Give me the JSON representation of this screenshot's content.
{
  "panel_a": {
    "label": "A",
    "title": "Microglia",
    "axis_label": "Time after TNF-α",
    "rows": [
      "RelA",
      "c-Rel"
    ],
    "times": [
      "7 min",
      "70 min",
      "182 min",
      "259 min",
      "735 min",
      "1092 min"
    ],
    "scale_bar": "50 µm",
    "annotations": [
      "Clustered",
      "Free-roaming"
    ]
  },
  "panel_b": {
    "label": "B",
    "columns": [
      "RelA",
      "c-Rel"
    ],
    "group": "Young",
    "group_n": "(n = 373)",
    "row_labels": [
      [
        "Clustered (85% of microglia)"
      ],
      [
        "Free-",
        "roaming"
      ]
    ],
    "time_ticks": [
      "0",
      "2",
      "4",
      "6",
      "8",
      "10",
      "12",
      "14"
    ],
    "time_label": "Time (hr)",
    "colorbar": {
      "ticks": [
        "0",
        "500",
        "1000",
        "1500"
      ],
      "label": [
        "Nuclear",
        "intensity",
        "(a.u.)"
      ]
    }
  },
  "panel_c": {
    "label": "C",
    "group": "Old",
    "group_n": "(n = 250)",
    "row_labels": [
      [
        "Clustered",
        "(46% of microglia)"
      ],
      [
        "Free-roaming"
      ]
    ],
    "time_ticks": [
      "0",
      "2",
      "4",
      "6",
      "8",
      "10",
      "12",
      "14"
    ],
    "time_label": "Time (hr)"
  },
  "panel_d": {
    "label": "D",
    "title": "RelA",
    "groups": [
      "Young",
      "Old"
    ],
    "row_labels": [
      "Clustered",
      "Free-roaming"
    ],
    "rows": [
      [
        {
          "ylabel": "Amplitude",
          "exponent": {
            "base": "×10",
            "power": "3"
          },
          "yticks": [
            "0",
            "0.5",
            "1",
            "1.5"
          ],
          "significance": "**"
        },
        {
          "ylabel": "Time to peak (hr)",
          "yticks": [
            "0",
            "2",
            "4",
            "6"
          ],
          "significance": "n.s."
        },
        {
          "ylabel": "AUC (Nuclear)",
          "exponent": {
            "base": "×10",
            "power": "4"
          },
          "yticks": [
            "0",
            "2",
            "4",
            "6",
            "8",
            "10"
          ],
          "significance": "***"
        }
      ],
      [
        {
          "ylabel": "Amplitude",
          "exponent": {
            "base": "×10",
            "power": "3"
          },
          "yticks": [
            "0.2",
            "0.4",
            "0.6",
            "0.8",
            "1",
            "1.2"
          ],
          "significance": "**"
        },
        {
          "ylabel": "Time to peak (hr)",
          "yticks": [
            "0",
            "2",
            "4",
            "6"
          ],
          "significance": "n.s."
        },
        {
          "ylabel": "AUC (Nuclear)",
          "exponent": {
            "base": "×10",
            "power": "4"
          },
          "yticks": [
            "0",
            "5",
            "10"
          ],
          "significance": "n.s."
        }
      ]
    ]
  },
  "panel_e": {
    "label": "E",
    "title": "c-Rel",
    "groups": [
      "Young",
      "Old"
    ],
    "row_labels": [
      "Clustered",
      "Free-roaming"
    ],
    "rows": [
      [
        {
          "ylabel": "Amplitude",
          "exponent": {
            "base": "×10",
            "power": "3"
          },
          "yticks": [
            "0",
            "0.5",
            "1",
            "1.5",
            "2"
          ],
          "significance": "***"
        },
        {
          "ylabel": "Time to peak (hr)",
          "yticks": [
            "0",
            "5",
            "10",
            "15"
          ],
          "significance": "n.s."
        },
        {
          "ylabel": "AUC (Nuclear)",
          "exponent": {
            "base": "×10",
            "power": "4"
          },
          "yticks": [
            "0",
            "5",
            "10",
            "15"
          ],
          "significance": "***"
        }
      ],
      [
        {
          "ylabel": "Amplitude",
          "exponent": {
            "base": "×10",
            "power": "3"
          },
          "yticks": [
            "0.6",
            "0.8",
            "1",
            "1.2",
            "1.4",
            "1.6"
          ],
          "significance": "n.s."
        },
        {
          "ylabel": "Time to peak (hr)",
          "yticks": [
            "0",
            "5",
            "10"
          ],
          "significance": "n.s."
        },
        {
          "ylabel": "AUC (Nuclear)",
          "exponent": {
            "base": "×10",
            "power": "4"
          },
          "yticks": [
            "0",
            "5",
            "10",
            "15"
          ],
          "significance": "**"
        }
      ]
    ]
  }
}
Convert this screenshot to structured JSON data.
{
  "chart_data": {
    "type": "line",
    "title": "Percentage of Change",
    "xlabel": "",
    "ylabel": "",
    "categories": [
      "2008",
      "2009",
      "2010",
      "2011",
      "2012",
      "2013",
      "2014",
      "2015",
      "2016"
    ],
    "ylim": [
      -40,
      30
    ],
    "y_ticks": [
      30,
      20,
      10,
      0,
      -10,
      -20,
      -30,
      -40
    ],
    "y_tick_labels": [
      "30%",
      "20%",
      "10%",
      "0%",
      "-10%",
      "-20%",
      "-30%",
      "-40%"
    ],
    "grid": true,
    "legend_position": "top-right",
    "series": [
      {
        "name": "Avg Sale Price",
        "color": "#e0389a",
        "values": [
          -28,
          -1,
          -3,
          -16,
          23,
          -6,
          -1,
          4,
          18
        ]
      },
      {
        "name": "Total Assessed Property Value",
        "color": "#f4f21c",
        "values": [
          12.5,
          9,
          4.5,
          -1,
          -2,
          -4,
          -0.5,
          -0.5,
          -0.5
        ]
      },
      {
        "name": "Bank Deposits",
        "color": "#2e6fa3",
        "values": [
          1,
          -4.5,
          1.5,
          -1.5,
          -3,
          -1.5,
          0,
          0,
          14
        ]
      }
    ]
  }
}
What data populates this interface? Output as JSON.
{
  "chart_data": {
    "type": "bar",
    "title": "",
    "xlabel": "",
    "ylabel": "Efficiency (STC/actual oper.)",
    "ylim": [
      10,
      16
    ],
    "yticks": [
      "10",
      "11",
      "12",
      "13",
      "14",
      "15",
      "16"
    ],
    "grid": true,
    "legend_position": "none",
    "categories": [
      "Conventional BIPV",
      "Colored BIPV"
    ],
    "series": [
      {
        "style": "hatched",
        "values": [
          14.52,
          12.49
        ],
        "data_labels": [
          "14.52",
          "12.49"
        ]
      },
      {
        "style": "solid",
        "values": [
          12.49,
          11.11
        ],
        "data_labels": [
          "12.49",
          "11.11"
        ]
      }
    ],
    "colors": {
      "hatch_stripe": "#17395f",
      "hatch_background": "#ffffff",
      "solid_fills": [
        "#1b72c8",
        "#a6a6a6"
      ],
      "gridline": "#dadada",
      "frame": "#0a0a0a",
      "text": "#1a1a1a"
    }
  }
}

● **What to do**
Print again each line of the listing above, exactly as it appears.

● **Result**
Give me the JSON representation of this screenshot's content.
{
  "panel_a": {
    "label": "A",
    "title": "Microglia",
    "axis_label": "Time after TNF-α",
    "rows": [
      "RelA",
      "c-Rel"
    ],
    "times": [
      "7 min",
      "70 min",
      "182 min",
      "259 min",
      "735 min",
      "1092 min"
    ],
    "scale_bar": "50 µm",
    "annotations": [
      "Clustered",
      "Free-roaming"
    ]
  },
  "panel_b": {
    "label": "B",
    "columns": [
      "RelA",
      "c-Rel"
    ],
    "group": "Young",
    "group_n": "(n = 373)",
    "row_labels": [
      [
        "Clustered (85% of microglia)"
      ],
      [
        "Free-",
        "roaming"
      ]
    ],
    "time_ticks": [
      "0",
      "2",
      "4",
      "6",
      "8",
      "10",
      "12",
      "14"
    ],
    "time_label": "Time (hr)",
    "colorbar": {
      "ticks": [
        "0",
        "500",
        "1000",
        "1500"
      ],
      "label": [
        "Nuclear",
        "intensity",
        "(a.u.)"
      ]
    }
  },
  "panel_c": {
    "label": "C",
    "group": "Old",
    "group_n": "(n = 250)",
    "row_labels": [
      [
        "Clustered",
        "(46% of microglia)"
      ],
      [
        "Free-roaming"
      ]
    ],
    "time_ticks": [
      "0",
      "2",
      "4",
      "6",
      "8",
      "10",
      "12",
      "14"
    ],
    "time_label": "Time (hr)"
  },
  "panel_d": {
    "label": "D",
    "title": "RelA",
    "groups": [
      "Young",
      "Old"
    ],
    "row_labels": [
      "Clustered",
      "Free-roaming"
    ],
    "rows": [
      [
        {
          "ylabel": "Amplitude",
          "exponent": {
            "base": "×10",
            "power": "3"
          },
          "yticks": [
            "0",
            "0.5",
            "1",
            "1.5"
          ],
          "significance": "**"
        },
        {
          "ylabel": "Time to peak (hr)",
          "yticks": [
            "0",
            "2",
            "4",
            "6"
          ],
          "significance": "n.s."
        },
        {
          "ylabel": "AUC (Nuclear)",
          "exponent": {
            "base": "×10",
            "power": "4"
          },
          "yticks": [
            "0",
            "2",
            "4",
            "6",
            "8",
            "10"
          ],
          "significance": "***"
        }
      ],
      [
        {
          "ylabel": "Amplitude",
          "exponent": {
            "base": "×10",
            "power": "3"
          },
          "yticks": [
            "0.2",
            "0.4",
            "0.6",
            "0.8",
            "1",
            "1.2"
          ],
          "significance": "**"
        },
        {
          "ylabel": "Time to peak (hr)",
          "yticks": [
            "0",
            "2",
            "4",
            "6"
          ],
          "significance": "n.s."
        },
        {
          "ylabel": "AUC (Nuclear)",
          "exponent": {
            "base": "×10",
            "power": "4"
          },
          "yticks": [
            "0",
            "5",
            "10"
          ],
          "significance": "n.s."
        }
      ]
    ]
  },
  "panel_e": {
    "label": "E",
    "title": "c-Rel",
    "groups": [
      "Young",
      "Old"
    ],
    "row_labels": [
      "Clustered",
      "Free-roaming"
    ],
    "rows": [
      [
        {
          "ylabel": "Amplitude",
          "exponent": {
            "base": "×10",
            "power": "3"
          },
          "yticks": [
            "0",
            "0.5",
            "1",
            "1.5",
            "2"
          ],
          "significance": "***"
        },
        {
          "ylabel": "Time to peak (hr)",
          "yticks": [
            "0",
            "5",
            "10",
            "15"
          ],
          "significance": "n.s."
        },
        {
          "ylabel": "AUC (Nuclear)",
          "exponent": {
            "base": "×10",
            "power": "4"
          },
          "yticks": [
            "0",
            "5",
            "10",
            "15"
          ],
          "significance": "***"
        }
      ],
      [
        {
          "ylabel": "Amplitude",
          "exponent": {
            "base": "×10",
            "power": "3"
          },
          "yticks": [
            "0.6",
            "0.8",
            "1",
            "1.2",
            "1.4",
            "1.6"
          ],
          "significance": "n.s."
        },
        {
          "ylabel": "Time to peak (hr)",
          "yticks": [
            "0",
            "5",
            "10"
          ],
          "significance": "n.s."
        },
        {
          "ylabel": "AUC (Nuclear)",
          "exponent": {
            "base": "×10",
            "power": "4"
          },
          "yticks": [
            "0",
            "5",
            "10",
            "15"
          ],
          "significance": "**"
        }
      ]
    ]
  }
}
Convert this screenshot to structured JSON data.
{
  "chart_data": {
    "type": "line",
    "title": "Percentage of Change",
    "xlabel": "",
    "ylabel": "",
    "categories": [
      "2008",
      "2009",
      "2010",
      "2011",
      "2012",
      "2013",
      "2014",
      "2015",
      "2016"
    ],
    "ylim": [
      -40,
      30
    ],
    "y_ticks": [
      30,
      20,
      10,
      0,
      -10,
      -20,
      -30,
      -40
    ],
    "y_tick_labels": [
      "30%",
      "20%",
      "10%",
      "0%",
      "-10%",
      "-20%",
      "-30%",
      "-40%"
    ],
    "grid": true,
    "legend_position": "top-right",
    "series": [
      {
        "name": "Avg Sale Price",
        "color": "#e0389a",
        "values": [
          -28,
          -1,
          -3,
          -16,
          23,
          -6,
          -1,
          4,
          18
        ]
      },
      {
        "name": "Total Assessed Property Value",
        "color": "#f4f21c",
        "values": [
          12.5,
          9,
          4.5,
          -1,
          -2,
          -4,
          -0.5,
          -0.5,
          -0.5
        ]
      },
      {
        "name": "Bank Deposits",
        "color": "#2e6fa3",
        "values": [
          1,
          -4.5,
          1.5,
          -1.5,
          -3,
          -1.5,
          0,
          0,
          14
        ]
      }
    ]
  }
}
What data populates this interface? Output as JSON.
{
  "chart_data": {
    "type": "bar",
    "title": "",
    "xlabel": "",
    "ylabel": "Efficiency (STC/actual oper.)",
    "ylim": [
      10,
      16
    ],
    "yticks": [
      "10",
      "11",
      "12",
      "13",
      "14",
      "15",
      "16"
    ],
    "grid": true,
    "legend_position": "none",
    "categories": [
      "Conventional BIPV",
      "Colored BIPV"
    ],
    "series": [
      {
        "style": "hatched",
        "values": [
          14.52,
          12.49
        ],
        "data_labels": [
          "14.52",
          "12.49"
        ]
      },
      {
        "style": "solid",
        "values": [
          12.49,
          11.11
        ],
        "data_labels": [
          "12.49",
          "11.11"
        ]
      }
    ],
    "colors": {
      "hatch_stripe": "#17395f",
      "hatch_background": "#ffffff",
      "solid_fills": [
        "#1b72c8",
        "#a6a6a6"
      ],
      "gridline": "#dadada",
      "frame": "#0a0a0a",
      "text": "#1a1a1a"
    }
  }
}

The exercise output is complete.